[Items from a dataset]
'''
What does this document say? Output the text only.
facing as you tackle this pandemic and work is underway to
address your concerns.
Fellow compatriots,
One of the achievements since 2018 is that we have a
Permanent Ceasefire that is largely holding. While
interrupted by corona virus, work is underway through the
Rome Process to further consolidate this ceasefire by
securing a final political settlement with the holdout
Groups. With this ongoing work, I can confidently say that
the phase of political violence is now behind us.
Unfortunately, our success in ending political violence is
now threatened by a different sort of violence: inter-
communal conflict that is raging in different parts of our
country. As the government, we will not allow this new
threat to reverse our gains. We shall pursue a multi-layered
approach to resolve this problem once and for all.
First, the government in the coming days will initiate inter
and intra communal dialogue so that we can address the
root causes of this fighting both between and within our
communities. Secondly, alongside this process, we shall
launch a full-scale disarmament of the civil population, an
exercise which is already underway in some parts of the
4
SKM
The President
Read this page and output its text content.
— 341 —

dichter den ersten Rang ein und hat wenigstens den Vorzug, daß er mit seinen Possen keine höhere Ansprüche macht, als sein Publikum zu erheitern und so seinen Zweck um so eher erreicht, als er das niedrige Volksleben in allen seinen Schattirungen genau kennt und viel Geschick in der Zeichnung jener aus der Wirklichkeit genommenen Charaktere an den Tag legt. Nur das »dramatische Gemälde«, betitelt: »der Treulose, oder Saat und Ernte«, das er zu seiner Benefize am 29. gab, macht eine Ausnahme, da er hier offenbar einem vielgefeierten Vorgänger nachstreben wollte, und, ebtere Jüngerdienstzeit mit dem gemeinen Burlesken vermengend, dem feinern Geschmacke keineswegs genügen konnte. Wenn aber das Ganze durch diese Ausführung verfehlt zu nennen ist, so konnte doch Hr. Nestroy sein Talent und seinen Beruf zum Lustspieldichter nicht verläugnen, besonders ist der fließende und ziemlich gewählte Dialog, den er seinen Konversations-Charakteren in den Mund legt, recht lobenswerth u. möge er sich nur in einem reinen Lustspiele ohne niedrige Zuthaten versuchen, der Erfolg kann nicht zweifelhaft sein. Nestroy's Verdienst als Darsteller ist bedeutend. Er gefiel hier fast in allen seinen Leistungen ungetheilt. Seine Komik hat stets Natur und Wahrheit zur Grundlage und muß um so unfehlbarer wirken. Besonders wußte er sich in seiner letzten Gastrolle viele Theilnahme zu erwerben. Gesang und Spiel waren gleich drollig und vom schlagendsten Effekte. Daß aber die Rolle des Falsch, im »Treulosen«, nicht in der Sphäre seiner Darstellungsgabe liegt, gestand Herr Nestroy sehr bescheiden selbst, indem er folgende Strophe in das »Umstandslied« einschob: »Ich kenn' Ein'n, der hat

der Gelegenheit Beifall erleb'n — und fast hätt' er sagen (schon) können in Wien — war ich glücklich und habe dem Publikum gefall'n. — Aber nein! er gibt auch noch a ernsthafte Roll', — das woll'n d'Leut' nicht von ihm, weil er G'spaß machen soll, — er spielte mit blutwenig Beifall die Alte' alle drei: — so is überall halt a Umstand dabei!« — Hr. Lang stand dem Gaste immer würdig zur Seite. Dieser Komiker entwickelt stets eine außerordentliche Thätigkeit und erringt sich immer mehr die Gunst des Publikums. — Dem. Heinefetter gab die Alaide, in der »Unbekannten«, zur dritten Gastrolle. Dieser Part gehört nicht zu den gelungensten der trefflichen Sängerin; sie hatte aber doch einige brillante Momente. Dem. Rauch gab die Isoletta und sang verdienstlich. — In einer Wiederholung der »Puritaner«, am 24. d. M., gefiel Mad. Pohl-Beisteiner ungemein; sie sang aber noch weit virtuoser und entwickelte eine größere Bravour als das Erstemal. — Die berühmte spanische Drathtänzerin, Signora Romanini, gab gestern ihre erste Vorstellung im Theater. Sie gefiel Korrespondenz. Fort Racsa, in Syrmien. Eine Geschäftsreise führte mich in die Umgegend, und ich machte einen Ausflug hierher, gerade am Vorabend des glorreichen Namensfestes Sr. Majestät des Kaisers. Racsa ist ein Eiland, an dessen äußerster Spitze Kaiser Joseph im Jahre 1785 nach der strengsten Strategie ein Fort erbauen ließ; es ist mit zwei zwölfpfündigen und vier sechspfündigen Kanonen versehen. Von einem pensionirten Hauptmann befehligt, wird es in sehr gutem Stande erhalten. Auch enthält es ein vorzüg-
'''
● Brief: Transcribe each entry. Leave nothing out.

● Exercise solution:
What does this document say? Output the text only.
facing as you tackle this pandemic and work is underway to
address your concerns.
Fellow compatriots,
One of the achievements since 2018 is that we have a
Permanent Ceasefire that is largely holding. While
interrupted by corona virus, work is underway through the
Rome Process to further consolidate this ceasefire by
securing a final political settlement with the holdout
Groups. With this ongoing work, I can confidently say that
the phase of political violence is now behind us.
Unfortunately, our success in ending political violence is
now threatened by a different sort of violence: inter-
communal conflict that is raging in different parts of our
country. As the government, we will not allow this new
threat to reverse our gains. We shall pursue a multi-layered
approach to resolve this problem once and for all.
First, the government in the coming days will initiate inter
and intra communal dialogue so that we can address the
root causes of this fighting both between and within our
communities. Secondly, alongside this process, we shall
launch a full-scale disarmament of the civil population, an
exercise which is already underway in some parts of the
4
SKM
The President
Read this page and output its text content.
— 341 —

dichter den ersten Rang ein und hat wenigstens den Vorzug, daß er mit seinen Possen keine höhere Ansprüche macht, als sein Publikum zu erheitern und so seinen Zweck um so eher erreicht, als er das niedrige Volksleben in allen seinen Schattirungen genau kennt und viel Geschick in der Zeichnung jener aus der Wirklichkeit genommenen Charaktere an den Tag legt. Nur das »dramatische Gemälde«, betitelt: »der Treulose, oder Saat und Ernte«, das er zu seiner Benefize am 29. gab, macht eine Ausnahme, da er hier offenbar einem vielgefeierten Vorgänger nachstreben wollte, und, ebtere Jüngerdienstzeit mit dem gemeinen Burlesken vermengend, dem feinern Geschmacke keineswegs genügen konnte. Wenn aber das Ganze durch diese Ausführung verfehlt zu nennen ist, so konnte doch Hr. Nestroy sein Talent und seinen Beruf zum Lustspieldichter nicht verläugnen, besonders ist der fließende und ziemlich gewählte Dialog, den er seinen Konversations-Charakteren in den Mund legt, recht lobenswerth u. möge er sich nur in einem reinen Lustspiele ohne niedrige Zuthaten versuchen, der Erfolg kann nicht zweifelhaft sein. Nestroy's Verdienst als Darsteller ist bedeutend. Er gefiel hier fast in allen seinen Leistungen ungetheilt. Seine Komik hat stets Natur und Wahrheit zur Grundlage und muß um so unfehlbarer wirken. Besonders wußte er sich in seiner letzten Gastrolle viele Theilnahme zu erwerben. Gesang und Spiel waren gleich drollig und vom schlagendsten Effekte. Daß aber die Rolle des Falsch, im »Treulosen«, nicht in der Sphäre seiner Darstellungsgabe liegt, gestand Herr Nestroy sehr bescheiden selbst, indem er folgende Strophe in das »Umstandslied« einschob: »Ich kenn' Ein'n, der hat

der Gelegenheit Beifall erleb'n — und fast hätt' er sagen (schon) können in Wien — war ich glücklich und habe dem Publikum gefall'n. — Aber nein! er gibt auch noch a ernsthafte Roll', — das woll'n d'Leut' nicht von ihm, weil er G'spaß machen soll, — er spielte mit blutwenig Beifall die Alte' alle drei: — so is überall halt a Umstand dabei!« — Hr. Lang stand dem Gaste immer würdig zur Seite. Dieser Komiker entwickelt stets eine außerordentliche Thätigkeit und erringt sich immer mehr die Gunst des Publikums. — Dem. Heinefetter gab die Alaide, in der »Unbekannten«, zur dritten Gastrolle. Dieser Part gehört nicht zu den gelungensten der trefflichen Sängerin; sie hatte aber doch einige brillante Momente. Dem. Rauch gab die Isoletta und sang verdienstlich. — In einer Wiederholung der »Puritaner«, am 24. d. M., gefiel Mad. Pohl-Beisteiner ungemein; sie sang aber noch weit virtuoser und entwickelte eine größere Bravour als das Erstemal. — Die berühmte spanische Drathtänzerin, Signora Romanini, gab gestern ihre erste Vorstellung im Theater. Sie gefiel Korrespondenz. Fort Racsa, in Syrmien. Eine Geschäftsreise führte mich in die Umgegend, und ich machte einen Ausflug hierher, gerade am Vorabend des glorreichen Namensfestes Sr. Majestät des Kaisers. Racsa ist ein Eiland, an dessen äußerster Spitze Kaiser Joseph im Jahre 1785 nach der strengsten Strategie ein Fort erbauen ließ; es ist mit zwei zwölfpfündigen und vier sechspfündigen Kanonen versehen. Von einem pensionirten Hauptmann befehligt, wird es in sehr gutem Stande erhalten. Auch enthält es ein vorzüg-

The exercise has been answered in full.